*Work instructions*: Without the pictures, set down every line of the data exactly.

*Dataset entries on figures*:
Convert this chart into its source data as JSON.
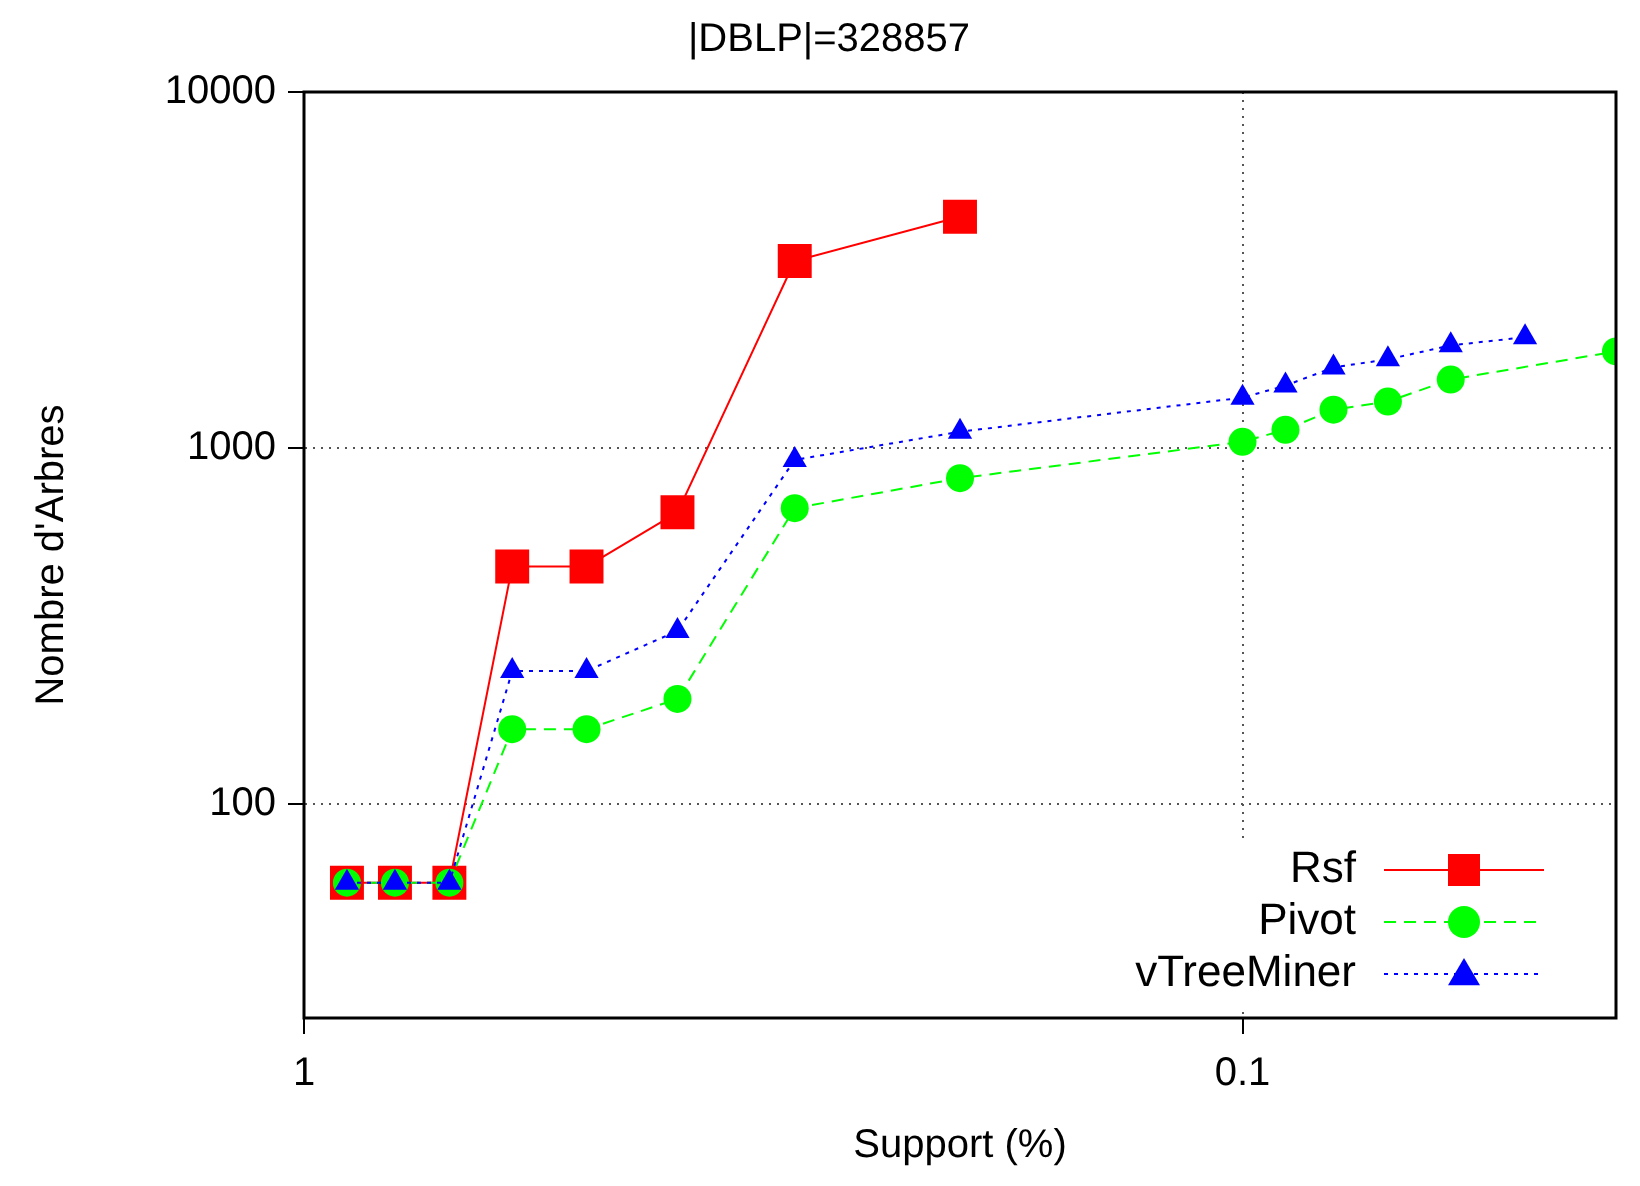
{
  "chart_data": {
    "type": "line",
    "title": "|DBLP|=328857",
    "xlabel": "Support (%)",
    "ylabel": "Nombre d'Arbres",
    "log": "xy",
    "xlim": [
      1,
      0.04
    ],
    "xticks": [
      1,
      0.1
    ],
    "ylim": [
      25,
      10000
    ],
    "yticks": [
      100,
      1000,
      10000
    ],
    "grid": true,
    "legend": "bottom right",
    "series": [
      {
        "name": "Rsf",
        "color": "#ff0000",
        "marker": "square",
        "line_style": "solid",
        "x": [
          0.9,
          0.8,
          0.7,
          0.6,
          0.5,
          0.4,
          0.3,
          0.2
        ],
        "values": [
          60,
          60,
          60,
          464,
          464,
          659,
          3350,
          4460
        ]
      },
      {
        "name": "Pivot",
        "color": "#00ff00",
        "marker": "circle",
        "line_style": "dashed",
        "x": [
          0.9,
          0.8,
          0.7,
          0.6,
          0.5,
          0.4,
          0.3,
          0.2,
          0.1,
          0.09,
          0.08,
          0.07,
          0.06,
          0.04
        ],
        "values": [
          60,
          60,
          60,
          162,
          162,
          197,
          677,
          822,
          1040,
          1124,
          1280,
          1349,
          1556,
          1866
        ]
      },
      {
        "name": "vTreeMiner",
        "color": "#0000ff",
        "marker": "triangle",
        "line_style": "dotted",
        "x": [
          0.9,
          0.8,
          0.7,
          0.6,
          0.5,
          0.4,
          0.3,
          0.2,
          0.1,
          0.09,
          0.08,
          0.07,
          0.06,
          0.05
        ],
        "values": [
          60,
          60,
          60,
          236,
          236,
          306,
          925,
          1110,
          1384,
          1496,
          1683,
          1773,
          1941,
          2046
        ]
      }
    ]
  }
}
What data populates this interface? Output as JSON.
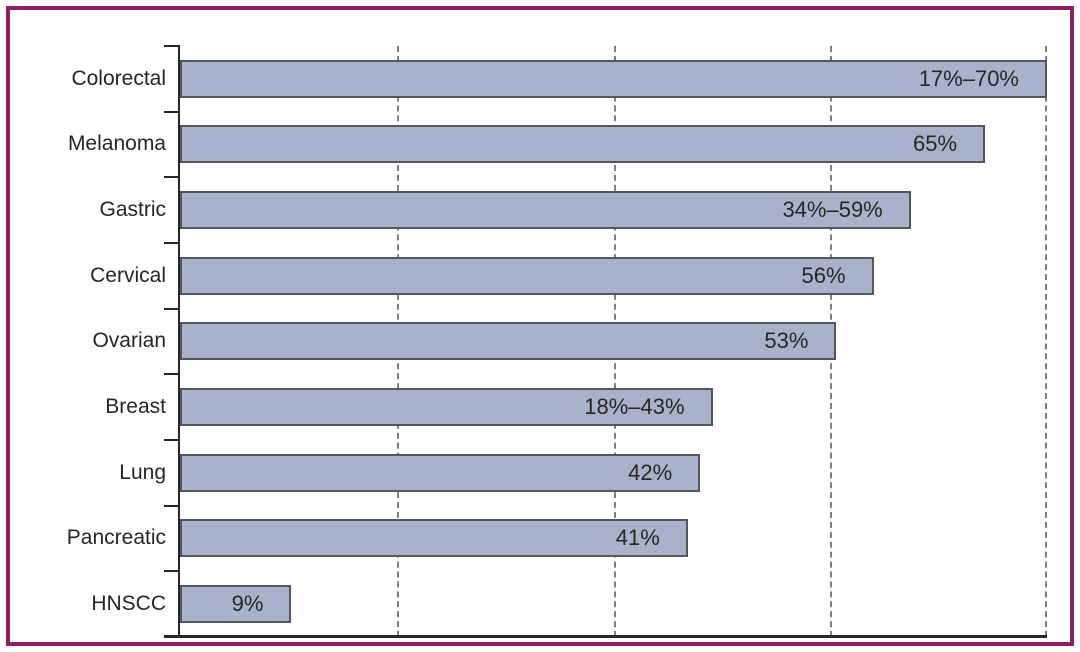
{
  "figure": {
    "border_color": "#8e2163",
    "background": "#ffffff"
  },
  "chart_data": {
    "type": "bar",
    "orientation": "horizontal",
    "title": "",
    "xlabel": "",
    "ylabel": "",
    "categories": [
      "Colorectal",
      "Melanoma",
      "Gastric",
      "Cervical",
      "Ovarian",
      "Breast",
      "Lung",
      "Pancreatic",
      "HNSCC"
    ],
    "values": [
      70,
      65,
      59,
      56,
      53,
      43,
      42,
      41,
      9
    ],
    "value_labels": [
      "17%–70%",
      "65%",
      "34%–59%",
      "56%",
      "53%",
      "18%–43%",
      "42%",
      "41%",
      "9%"
    ],
    "xlim": [
      0,
      70
    ],
    "gridline_values": [
      17.5,
      35,
      52.5,
      70
    ],
    "grid_style": "dashed",
    "legend": "none",
    "value_label_position": "inside-end",
    "colors": {
      "bar_fill": "#a9b2cb",
      "bar_border": "#55565c",
      "grid": "#7f7f7f",
      "axis": "#262626",
      "text": "#262626"
    }
  }
}
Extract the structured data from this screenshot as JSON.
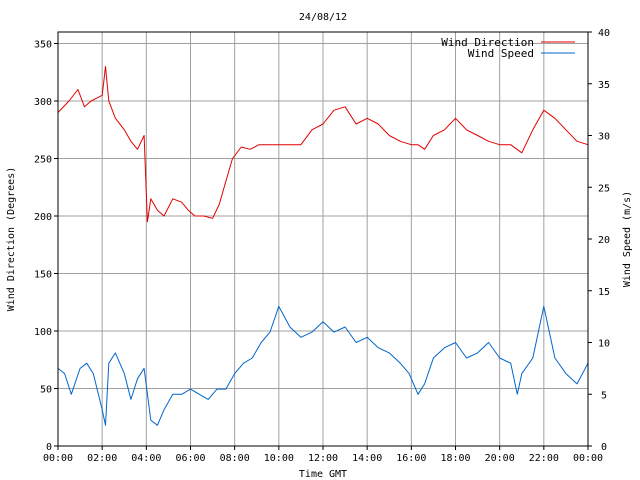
{
  "chart_data": {
    "type": "line",
    "title": "24/08/12",
    "xlabel": "Time GMT",
    "ylabel_left": "Wind Direction (Degrees)",
    "ylabel_right": "Wind Speed (m/s)",
    "x_ticks": [
      "00:00",
      "02:00",
      "04:00",
      "06:00",
      "08:00",
      "10:00",
      "12:00",
      "14:00",
      "16:00",
      "18:00",
      "20:00",
      "22:00",
      "00:00"
    ],
    "x_range_hours": [
      0,
      24
    ],
    "ylim_left": [
      0,
      360
    ],
    "yticks_left": [
      0,
      50,
      100,
      150,
      200,
      250,
      300,
      350
    ],
    "ylim_right": [
      0,
      40
    ],
    "yticks_right": [
      0,
      5,
      10,
      15,
      20,
      25,
      30,
      35,
      40
    ],
    "grid": true,
    "legend_position": "top-right",
    "series": [
      {
        "name": "Wind Direction",
        "axis": "left",
        "color": "#e00000",
        "x_hours": [
          0,
          0.5,
          0.9,
          1.2,
          1.5,
          1.8,
          2.0,
          2.15,
          2.3,
          2.6,
          3.0,
          3.3,
          3.6,
          3.9,
          4.05,
          4.2,
          4.5,
          4.8,
          5.2,
          5.6,
          5.9,
          6.2,
          6.6,
          7.0,
          7.3,
          7.6,
          7.9,
          8.3,
          8.7,
          9.1,
          9.5,
          10.0,
          10.5,
          11.0,
          11.5,
          12.0,
          12.5,
          13.0,
          13.5,
          14.0,
          14.5,
          15.0,
          15.5,
          16.0,
          16.3,
          16.6,
          17.0,
          17.5,
          18.0,
          18.5,
          19.0,
          19.5,
          20.0,
          20.5,
          21.0,
          21.5,
          22.0,
          22.5,
          23.0,
          23.5,
          24.0
        ],
        "values": [
          290,
          300,
          310,
          295,
          300,
          303,
          305,
          330,
          300,
          285,
          275,
          265,
          258,
          270,
          195,
          215,
          205,
          200,
          215,
          212,
          205,
          200,
          200,
          198,
          210,
          230,
          250,
          260,
          258,
          262,
          262,
          262,
          262,
          262,
          275,
          280,
          292,
          295,
          280,
          285,
          280,
          270,
          265,
          262,
          262,
          258,
          270,
          275,
          285,
          275,
          270,
          265,
          262,
          262,
          255,
          275,
          292,
          285,
          275,
          265,
          262
        ]
      },
      {
        "name": "Wind Speed",
        "axis": "right",
        "color": "#0066cc",
        "x_hours": [
          0,
          0.3,
          0.6,
          1.0,
          1.3,
          1.6,
          2.0,
          2.15,
          2.3,
          2.6,
          3.0,
          3.3,
          3.6,
          3.9,
          4.2,
          4.5,
          4.8,
          5.2,
          5.6,
          6.0,
          6.4,
          6.8,
          7.2,
          7.6,
          8.0,
          8.4,
          8.8,
          9.2,
          9.6,
          10.0,
          10.5,
          11.0,
          11.5,
          12.0,
          12.5,
          13.0,
          13.5,
          14.0,
          14.5,
          15.0,
          15.5,
          15.9,
          16.3,
          16.6,
          17.0,
          17.5,
          18.0,
          18.5,
          19.0,
          19.5,
          20.0,
          20.5,
          20.8,
          21.0,
          21.5,
          22.0,
          22.5,
          23.0,
          23.5,
          24.0
        ],
        "values": [
          7.5,
          7.0,
          5.0,
          7.5,
          8.0,
          7.0,
          3.5,
          2.0,
          8.0,
          9.0,
          7.0,
          4.5,
          6.5,
          7.5,
          2.5,
          2.0,
          3.5,
          5.0,
          5.0,
          5.5,
          5.0,
          4.5,
          5.5,
          5.5,
          7.0,
          8.0,
          8.5,
          10.0,
          11.0,
          13.5,
          11.5,
          10.5,
          11.0,
          12.0,
          11.0,
          11.5,
          10.0,
          10.5,
          9.5,
          9.0,
          8.0,
          7.0,
          5.0,
          6.0,
          8.5,
          9.5,
          10.0,
          8.5,
          9.0,
          10.0,
          8.5,
          8.0,
          5.0,
          7.0,
          8.5,
          13.5,
          8.5,
          7.0,
          6.0,
          8.0
        ]
      }
    ]
  }
}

*Written response*:
Convert this chart into its source data as JSON.
{
  "chart_data": {
    "type": "line",
    "title": "|DBLP|=328857",
    "xlabel": "Support (%)",
    "ylabel": "Nombre d'Arbres",
    "log": "xy",
    "xlim": [
      1,
      0.04
    ],
    "xticks": [
      1,
      0.1
    ],
    "ylim": [
      25,
      10000
    ],
    "yticks": [
      100,
      1000,
      10000
    ],
    "grid": true,
    "legend": "bottom right",
    "series": [
      {
        "name": "Rsf",
        "color": "#ff0000",
        "marker": "square",
        "line_style": "solid",
        "x": [
          0.9,
          0.8,
          0.7,
          0.6,
          0.5,
          0.4,
          0.3,
          0.2
        ],
        "values": [
          60,
          60,
          60,
          464,
          464,
          659,
          3350,
          4460
        ]
      },
      {
        "name": "Pivot",
        "color": "#00ff00",
        "marker": "circle",
        "line_style": "dashed",
        "x": [
          0.9,
          0.8,
          0.7,
          0.6,
          0.5,
          0.4,
          0.3,
          0.2,
          0.1,
          0.09,
          0.08,
          0.07,
          0.06,
          0.04
        ],
        "values": [
          60,
          60,
          60,
          162,
          162,
          197,
          677,
          822,
          1040,
          1124,
          1280,
          1349,
          1556,
          1866
        ]
      },
      {
        "name": "vTreeMiner",
        "color": "#0000ff",
        "marker": "triangle",
        "line_style": "dotted",
        "x": [
          0.9,
          0.8,
          0.7,
          0.6,
          0.5,
          0.4,
          0.3,
          0.2,
          0.1,
          0.09,
          0.08,
          0.07,
          0.06,
          0.05
        ],
        "values": [
          60,
          60,
          60,
          236,
          236,
          306,
          925,
          1110,
          1384,
          1496,
          1683,
          1773,
          1941,
          2046
        ]
      }
    ]
  }
}
What data populates this interface? Output as JSON.
{
  "figure": {
    "border_color": "#8e2163",
    "background": "#ffffff"
  },
  "chart_data": {
    "type": "bar",
    "orientation": "horizontal",
    "title": "",
    "xlabel": "",
    "ylabel": "",
    "categories": [
      "Colorectal",
      "Melanoma",
      "Gastric",
      "Cervical",
      "Ovarian",
      "Breast",
      "Lung",
      "Pancreatic",
      "HNSCC"
    ],
    "values": [
      70,
      65,
      59,
      56,
      53,
      43,
      42,
      41,
      9
    ],
    "value_labels": [
      "17%–70%",
      "65%",
      "34%–59%",
      "56%",
      "53%",
      "18%–43%",
      "42%",
      "41%",
      "9%"
    ],
    "xlim": [
      0,
      70
    ],
    "gridline_values": [
      17.5,
      35,
      52.5,
      70
    ],
    "grid_style": "dashed",
    "legend": "none",
    "value_label_position": "inside-end",
    "colors": {
      "bar_fill": "#a9b2cb",
      "bar_border": "#55565c",
      "grid": "#7f7f7f",
      "axis": "#262626",
      "text": "#262626"
    }
  }
}
Extract the structured data from this screenshot as JSON.
{
  "chart_data": {
    "type": "line",
    "title": "24/08/12",
    "xlabel": "Time GMT",
    "ylabel_left": "Wind Direction (Degrees)",
    "ylabel_right": "Wind Speed (m/s)",
    "x_ticks": [
      "00:00",
      "02:00",
      "04:00",
      "06:00",
      "08:00",
      "10:00",
      "12:00",
      "14:00",
      "16:00",
      "18:00",
      "20:00",
      "22:00",
      "00:00"
    ],
    "x_range_hours": [
      0,
      24
    ],
    "ylim_left": [
      0,
      360
    ],
    "yticks_left": [
      0,
      50,
      100,
      150,
      200,
      250,
      300,
      350
    ],
    "ylim_right": [
      0,
      40
    ],
    "yticks_right": [
      0,
      5,
      10,
      15,
      20,
      25,
      30,
      35,
      40
    ],
    "grid": true,
    "legend_position": "top-right",
    "series": [
      {
        "name": "Wind Direction",
        "axis": "left",
        "color": "#e00000",
        "x_hours": [
          0,
          0.5,
          0.9,
          1.2,
          1.5,
          1.8,
          2.0,
          2.15,
          2.3,
          2.6,
          3.0,
          3.3,
          3.6,
          3.9,
          4.05,
          4.2,
          4.5,
          4.8,
          5.2,
          5.6,
          5.9,
          6.2,
          6.6,
          7.0,
          7.3,
          7.6,
          7.9,
          8.3,
          8.7,
          9.1,
          9.5,
          10.0,
          10.5,
          11.0,
          11.5,
          12.0,
          12.5,
          13.0,
          13.5,
          14.0,
          14.5,
          15.0,
          15.5,
          16.0,
          16.3,
          16.6,
          17.0,
          17.5,
          18.0,
          18.5,
          19.0,
          19.5,
          20.0,
          20.5,
          21.0,
          21.5,
          22.0,
          22.5,
          23.0,
          23.5,
          24.0
        ],
        "values": [
          290,
          300,
          310,
          295,
          300,
          303,
          305,
          330,
          300,
          285,
          275,
          265,
          258,
          270,
          195,
          215,
          205,
          200,
          215,
          212,
          205,
          200,
          200,
          198,
          210,
          230,
          250,
          260,
          258,
          262,
          262,
          262,
          262,
          262,
          275,
          280,
          292,
          295,
          280,
          285,
          280,
          270,
          265,
          262,
          262,
          258,
          270,
          275,
          285,
          275,
          270,
          265,
          262,
          262,
          255,
          275,
          292,
          285,
          275,
          265,
          262
        ]
      },
      {
        "name": "Wind Speed",
        "axis": "right",
        "color": "#0066cc",
        "x_hours": [
          0,
          0.3,
          0.6,
          1.0,
          1.3,
          1.6,
          2.0,
          2.15,
          2.3,
          2.6,
          3.0,
          3.3,
          3.6,
          3.9,
          4.2,
          4.5,
          4.8,
          5.2,
          5.6,
          6.0,
          6.4,
          6.8,
          7.2,
          7.6,
          8.0,
          8.4,
          8.8,
          9.2,
          9.6,
          10.0,
          10.5,
          11.0,
          11.5,
          12.0,
          12.5,
          13.0,
          13.5,
          14.0,
          14.5,
          15.0,
          15.5,
          15.9,
          16.3,
          16.6,
          17.0,
          17.5,
          18.0,
          18.5,
          19.0,
          19.5,
          20.0,
          20.5,
          20.8,
          21.0,
          21.5,
          22.0,
          22.5,
          23.0,
          23.5,
          24.0
        ],
        "values": [
          7.5,
          7.0,
          5.0,
          7.5,
          8.0,
          7.0,
          3.5,
          2.0,
          8.0,
          9.0,
          7.0,
          4.5,
          6.5,
          7.5,
          2.5,
          2.0,
          3.5,
          5.0,
          5.0,
          5.5,
          5.0,
          4.5,
          5.5,
          5.5,
          7.0,
          8.0,
          8.5,
          10.0,
          11.0,
          13.5,
          11.5,
          10.5,
          11.0,
          12.0,
          11.0,
          11.5,
          10.0,
          10.5,
          9.5,
          9.0,
          8.0,
          7.0,
          5.0,
          6.0,
          8.5,
          9.5,
          10.0,
          8.5,
          9.0,
          10.0,
          8.5,
          8.0,
          5.0,
          7.0,
          8.5,
          13.5,
          8.5,
          7.0,
          6.0,
          8.0
        ]
      }
    ]
  }
}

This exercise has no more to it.